• _WHAT IS NEEDED_: Look below and pull out each line with the word "minus".

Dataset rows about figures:
'''
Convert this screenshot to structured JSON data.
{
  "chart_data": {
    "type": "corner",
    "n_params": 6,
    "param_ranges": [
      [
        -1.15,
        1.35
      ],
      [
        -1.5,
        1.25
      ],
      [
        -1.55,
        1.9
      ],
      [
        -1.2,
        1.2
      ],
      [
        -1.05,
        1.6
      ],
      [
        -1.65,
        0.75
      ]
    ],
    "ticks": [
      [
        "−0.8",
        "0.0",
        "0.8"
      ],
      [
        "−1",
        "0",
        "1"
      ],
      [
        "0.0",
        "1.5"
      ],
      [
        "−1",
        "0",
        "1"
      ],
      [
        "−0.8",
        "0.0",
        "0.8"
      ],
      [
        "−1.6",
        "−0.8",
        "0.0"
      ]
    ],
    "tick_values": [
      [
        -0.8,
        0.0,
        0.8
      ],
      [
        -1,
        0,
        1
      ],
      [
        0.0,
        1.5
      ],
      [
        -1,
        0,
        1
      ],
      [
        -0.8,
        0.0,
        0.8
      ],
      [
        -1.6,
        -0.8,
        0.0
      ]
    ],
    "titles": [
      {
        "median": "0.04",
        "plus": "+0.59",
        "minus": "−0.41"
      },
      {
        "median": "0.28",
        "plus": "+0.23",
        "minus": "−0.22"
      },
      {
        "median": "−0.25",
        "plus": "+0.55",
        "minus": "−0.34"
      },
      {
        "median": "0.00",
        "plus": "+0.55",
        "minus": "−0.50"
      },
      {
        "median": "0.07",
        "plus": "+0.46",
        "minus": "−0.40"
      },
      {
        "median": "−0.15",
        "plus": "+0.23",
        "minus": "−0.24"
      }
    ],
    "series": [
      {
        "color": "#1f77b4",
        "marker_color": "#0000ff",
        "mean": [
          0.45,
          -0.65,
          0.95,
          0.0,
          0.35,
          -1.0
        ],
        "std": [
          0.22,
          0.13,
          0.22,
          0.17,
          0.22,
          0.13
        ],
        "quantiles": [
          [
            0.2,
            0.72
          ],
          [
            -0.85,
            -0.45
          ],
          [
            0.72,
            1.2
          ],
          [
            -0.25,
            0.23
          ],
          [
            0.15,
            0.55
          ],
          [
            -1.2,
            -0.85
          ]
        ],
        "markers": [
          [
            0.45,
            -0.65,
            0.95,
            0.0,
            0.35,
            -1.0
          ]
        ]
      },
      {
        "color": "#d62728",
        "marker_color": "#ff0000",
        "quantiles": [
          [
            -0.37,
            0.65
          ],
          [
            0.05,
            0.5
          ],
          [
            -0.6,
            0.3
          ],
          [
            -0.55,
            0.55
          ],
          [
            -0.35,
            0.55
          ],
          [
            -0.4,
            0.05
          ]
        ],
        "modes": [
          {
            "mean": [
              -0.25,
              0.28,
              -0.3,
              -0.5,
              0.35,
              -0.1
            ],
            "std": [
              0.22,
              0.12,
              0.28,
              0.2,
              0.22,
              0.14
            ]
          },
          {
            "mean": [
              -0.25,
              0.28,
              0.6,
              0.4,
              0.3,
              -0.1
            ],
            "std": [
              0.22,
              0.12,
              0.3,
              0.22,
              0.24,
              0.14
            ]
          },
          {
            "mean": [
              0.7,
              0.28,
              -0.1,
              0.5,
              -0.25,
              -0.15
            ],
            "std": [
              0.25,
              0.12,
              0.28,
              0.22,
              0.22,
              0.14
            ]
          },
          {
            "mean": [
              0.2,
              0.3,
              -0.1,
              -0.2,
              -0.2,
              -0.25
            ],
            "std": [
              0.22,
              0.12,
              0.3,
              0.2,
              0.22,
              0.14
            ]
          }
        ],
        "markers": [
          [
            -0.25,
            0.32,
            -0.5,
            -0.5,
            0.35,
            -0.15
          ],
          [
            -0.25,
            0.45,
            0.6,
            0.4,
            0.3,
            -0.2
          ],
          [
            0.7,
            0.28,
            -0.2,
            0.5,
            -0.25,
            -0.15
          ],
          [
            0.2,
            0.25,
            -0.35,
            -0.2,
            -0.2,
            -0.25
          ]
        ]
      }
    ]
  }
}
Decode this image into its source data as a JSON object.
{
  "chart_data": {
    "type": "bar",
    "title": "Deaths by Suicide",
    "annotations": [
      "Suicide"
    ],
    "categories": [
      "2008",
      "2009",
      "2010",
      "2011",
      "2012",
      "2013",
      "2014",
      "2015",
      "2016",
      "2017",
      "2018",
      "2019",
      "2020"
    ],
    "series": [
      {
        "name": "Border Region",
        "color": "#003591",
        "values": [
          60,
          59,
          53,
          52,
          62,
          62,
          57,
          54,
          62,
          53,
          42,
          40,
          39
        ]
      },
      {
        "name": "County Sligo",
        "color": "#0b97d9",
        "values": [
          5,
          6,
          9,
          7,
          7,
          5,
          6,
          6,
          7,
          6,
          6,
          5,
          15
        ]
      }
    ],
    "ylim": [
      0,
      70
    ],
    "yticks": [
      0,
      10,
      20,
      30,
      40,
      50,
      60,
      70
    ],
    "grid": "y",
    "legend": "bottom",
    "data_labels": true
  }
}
'''
• _CORRECT RESULT_:
        "minus": "−0.41"
        "minus": "−0.22"
        "minus": "−0.34"
        "minus": "−0.50"
        "minus": "−0.40"
        "minus": "−0.24"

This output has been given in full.